Extracted data entries:
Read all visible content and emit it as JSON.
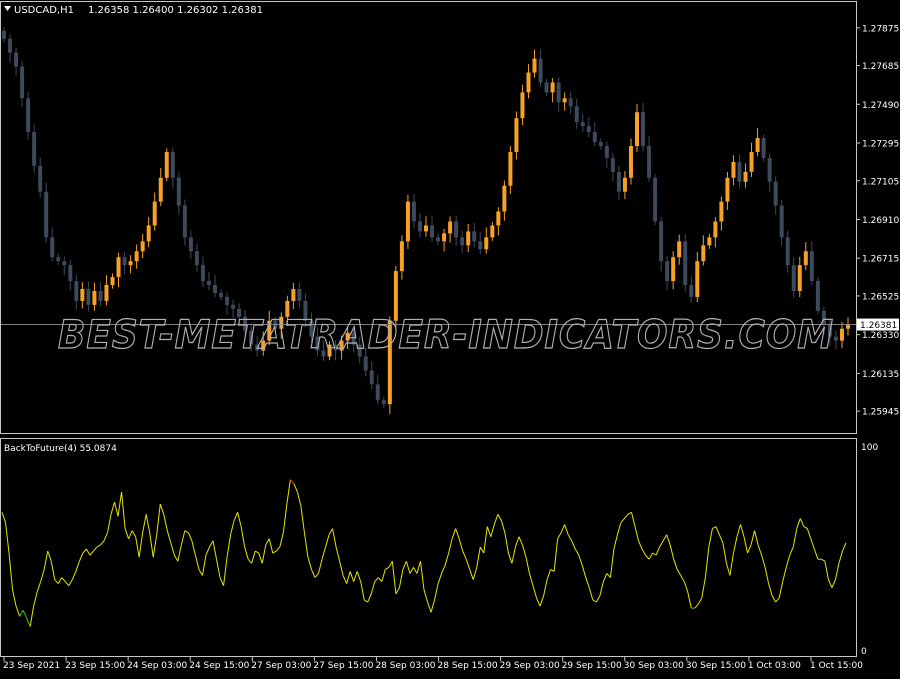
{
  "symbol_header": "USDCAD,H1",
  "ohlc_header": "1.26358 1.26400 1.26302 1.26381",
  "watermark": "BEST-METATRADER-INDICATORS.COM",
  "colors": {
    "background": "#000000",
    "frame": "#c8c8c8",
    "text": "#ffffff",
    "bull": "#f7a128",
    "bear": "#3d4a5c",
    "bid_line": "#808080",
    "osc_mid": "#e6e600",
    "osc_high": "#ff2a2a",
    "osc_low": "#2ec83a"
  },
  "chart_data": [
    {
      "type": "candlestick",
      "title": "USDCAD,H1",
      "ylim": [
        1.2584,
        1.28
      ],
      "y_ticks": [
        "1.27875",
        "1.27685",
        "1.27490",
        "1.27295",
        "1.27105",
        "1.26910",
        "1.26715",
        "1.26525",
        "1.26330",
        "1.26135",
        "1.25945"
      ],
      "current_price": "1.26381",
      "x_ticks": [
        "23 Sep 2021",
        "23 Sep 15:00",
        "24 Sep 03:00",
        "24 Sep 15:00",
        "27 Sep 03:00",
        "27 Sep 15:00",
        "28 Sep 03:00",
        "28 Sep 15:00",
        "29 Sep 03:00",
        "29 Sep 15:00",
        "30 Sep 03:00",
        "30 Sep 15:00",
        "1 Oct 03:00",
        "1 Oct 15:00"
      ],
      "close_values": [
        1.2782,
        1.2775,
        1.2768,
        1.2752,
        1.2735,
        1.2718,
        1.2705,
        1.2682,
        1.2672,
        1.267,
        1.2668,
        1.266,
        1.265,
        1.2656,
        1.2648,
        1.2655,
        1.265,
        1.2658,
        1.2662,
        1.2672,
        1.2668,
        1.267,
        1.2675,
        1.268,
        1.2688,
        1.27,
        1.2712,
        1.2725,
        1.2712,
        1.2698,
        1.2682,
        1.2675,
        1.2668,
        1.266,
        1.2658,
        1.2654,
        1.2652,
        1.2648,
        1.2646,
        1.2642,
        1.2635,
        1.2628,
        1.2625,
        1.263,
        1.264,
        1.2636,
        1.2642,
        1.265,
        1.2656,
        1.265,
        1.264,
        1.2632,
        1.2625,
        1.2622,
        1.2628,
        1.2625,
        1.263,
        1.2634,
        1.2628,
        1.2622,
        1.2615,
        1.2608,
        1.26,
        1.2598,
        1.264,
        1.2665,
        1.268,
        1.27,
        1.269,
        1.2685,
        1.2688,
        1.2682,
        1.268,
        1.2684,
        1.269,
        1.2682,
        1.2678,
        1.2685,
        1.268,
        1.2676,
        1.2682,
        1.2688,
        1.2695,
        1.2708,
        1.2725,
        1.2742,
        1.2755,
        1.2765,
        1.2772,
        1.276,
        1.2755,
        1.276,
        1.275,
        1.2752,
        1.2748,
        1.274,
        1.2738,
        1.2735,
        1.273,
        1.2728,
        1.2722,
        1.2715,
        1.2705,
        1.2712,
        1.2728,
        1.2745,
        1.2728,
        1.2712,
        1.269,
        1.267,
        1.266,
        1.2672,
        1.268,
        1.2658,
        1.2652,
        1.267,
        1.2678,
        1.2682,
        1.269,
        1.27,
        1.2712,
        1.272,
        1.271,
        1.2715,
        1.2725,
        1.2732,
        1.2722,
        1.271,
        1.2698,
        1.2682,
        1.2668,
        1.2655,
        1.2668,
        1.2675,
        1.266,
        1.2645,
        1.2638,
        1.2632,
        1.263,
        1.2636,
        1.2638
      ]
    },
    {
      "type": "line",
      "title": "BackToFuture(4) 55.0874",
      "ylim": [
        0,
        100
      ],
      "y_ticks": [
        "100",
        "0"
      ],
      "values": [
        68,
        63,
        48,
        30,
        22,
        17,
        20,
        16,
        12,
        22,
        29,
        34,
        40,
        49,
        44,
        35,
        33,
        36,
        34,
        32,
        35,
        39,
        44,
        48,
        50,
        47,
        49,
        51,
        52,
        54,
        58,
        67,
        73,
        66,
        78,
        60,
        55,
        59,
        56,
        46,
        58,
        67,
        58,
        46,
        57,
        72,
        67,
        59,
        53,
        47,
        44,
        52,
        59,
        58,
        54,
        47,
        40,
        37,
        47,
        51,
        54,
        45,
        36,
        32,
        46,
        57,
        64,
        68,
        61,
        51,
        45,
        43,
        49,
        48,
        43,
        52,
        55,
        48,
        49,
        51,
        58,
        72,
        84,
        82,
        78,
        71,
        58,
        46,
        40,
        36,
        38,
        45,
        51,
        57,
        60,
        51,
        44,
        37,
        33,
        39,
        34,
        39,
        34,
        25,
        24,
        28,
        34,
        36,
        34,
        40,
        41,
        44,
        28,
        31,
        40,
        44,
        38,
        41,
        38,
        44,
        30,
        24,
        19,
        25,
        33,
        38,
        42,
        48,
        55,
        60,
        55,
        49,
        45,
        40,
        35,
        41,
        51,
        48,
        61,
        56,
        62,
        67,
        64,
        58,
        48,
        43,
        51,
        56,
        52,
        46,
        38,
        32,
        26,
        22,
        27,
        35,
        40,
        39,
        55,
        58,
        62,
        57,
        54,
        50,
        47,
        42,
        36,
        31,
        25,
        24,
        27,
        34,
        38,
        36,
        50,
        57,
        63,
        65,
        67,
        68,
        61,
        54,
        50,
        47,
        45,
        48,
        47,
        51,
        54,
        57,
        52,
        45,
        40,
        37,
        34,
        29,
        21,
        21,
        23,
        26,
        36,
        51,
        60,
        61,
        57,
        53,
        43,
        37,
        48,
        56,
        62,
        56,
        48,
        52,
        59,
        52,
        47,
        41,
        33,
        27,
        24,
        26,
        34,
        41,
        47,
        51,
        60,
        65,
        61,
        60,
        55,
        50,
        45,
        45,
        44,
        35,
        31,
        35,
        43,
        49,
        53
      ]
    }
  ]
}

◆ Given instruction
Give the number of lines in the entries that hold the word "title", and nothing else.

◆ Correct result
2